_The exercise_
State only the number of lines that contain the string "xlabel".

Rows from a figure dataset
[Begin]

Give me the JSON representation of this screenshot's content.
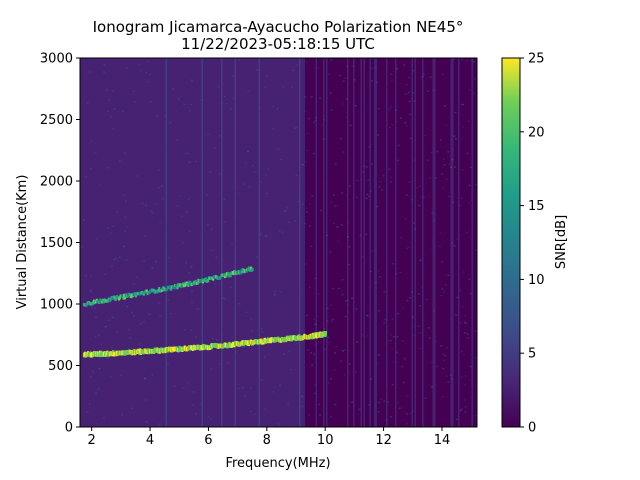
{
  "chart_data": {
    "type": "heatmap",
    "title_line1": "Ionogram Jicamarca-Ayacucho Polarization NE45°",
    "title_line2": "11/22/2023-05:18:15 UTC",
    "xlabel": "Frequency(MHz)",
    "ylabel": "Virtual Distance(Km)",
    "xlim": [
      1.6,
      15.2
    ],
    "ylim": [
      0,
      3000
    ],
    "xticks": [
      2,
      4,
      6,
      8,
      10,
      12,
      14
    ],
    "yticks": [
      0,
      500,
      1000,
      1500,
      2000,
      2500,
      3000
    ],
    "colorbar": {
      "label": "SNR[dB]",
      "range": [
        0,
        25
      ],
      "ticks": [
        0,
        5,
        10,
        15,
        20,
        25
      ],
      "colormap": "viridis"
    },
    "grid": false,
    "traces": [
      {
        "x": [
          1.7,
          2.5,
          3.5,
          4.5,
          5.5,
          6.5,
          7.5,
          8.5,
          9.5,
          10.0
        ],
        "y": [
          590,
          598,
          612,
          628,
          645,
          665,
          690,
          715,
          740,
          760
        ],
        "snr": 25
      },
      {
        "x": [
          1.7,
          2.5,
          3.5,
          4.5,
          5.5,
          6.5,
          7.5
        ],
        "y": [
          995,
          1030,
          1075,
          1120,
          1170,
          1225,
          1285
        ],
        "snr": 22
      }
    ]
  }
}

[End]
[Begin]

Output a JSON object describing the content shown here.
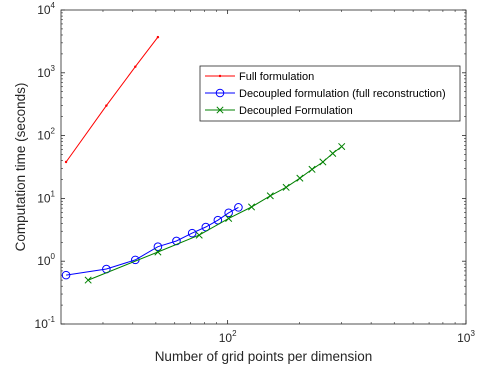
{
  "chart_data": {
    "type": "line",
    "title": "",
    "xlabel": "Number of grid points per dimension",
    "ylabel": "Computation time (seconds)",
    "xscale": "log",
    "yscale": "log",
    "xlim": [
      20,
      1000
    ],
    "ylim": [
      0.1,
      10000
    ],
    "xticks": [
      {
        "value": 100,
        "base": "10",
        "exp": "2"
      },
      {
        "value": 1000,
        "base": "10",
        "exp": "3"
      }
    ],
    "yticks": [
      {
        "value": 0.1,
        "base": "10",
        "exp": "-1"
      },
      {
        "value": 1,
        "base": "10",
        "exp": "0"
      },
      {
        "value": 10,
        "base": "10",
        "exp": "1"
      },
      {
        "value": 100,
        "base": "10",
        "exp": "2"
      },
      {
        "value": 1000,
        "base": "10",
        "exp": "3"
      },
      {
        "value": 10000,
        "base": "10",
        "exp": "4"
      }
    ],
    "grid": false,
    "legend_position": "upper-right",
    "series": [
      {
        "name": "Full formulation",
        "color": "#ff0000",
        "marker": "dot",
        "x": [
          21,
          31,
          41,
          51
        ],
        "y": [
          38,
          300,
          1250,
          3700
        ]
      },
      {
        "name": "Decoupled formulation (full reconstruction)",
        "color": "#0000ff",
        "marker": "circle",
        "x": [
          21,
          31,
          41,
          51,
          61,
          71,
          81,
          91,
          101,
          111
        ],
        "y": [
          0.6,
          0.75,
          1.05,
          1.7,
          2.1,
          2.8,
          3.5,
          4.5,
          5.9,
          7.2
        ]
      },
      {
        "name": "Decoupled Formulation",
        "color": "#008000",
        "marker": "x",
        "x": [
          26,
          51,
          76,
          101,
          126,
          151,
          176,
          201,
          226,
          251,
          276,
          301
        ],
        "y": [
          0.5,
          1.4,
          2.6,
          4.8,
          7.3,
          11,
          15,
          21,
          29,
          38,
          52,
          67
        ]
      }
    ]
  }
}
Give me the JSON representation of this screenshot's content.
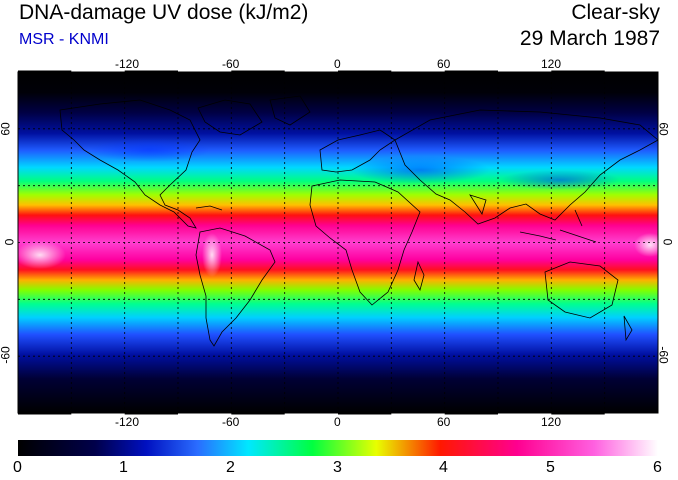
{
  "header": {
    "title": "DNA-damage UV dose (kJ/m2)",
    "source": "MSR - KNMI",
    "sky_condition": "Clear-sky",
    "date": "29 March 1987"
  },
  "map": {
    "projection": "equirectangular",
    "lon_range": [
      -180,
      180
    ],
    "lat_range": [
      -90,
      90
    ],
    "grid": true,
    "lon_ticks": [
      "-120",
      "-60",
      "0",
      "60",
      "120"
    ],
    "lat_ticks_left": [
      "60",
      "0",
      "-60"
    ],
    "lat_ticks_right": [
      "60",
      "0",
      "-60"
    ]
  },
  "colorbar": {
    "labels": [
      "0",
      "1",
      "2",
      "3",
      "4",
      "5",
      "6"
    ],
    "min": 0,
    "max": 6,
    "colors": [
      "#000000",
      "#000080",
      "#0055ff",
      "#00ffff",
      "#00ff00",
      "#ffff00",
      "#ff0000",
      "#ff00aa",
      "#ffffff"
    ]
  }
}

[End]

_Answer to the task_
2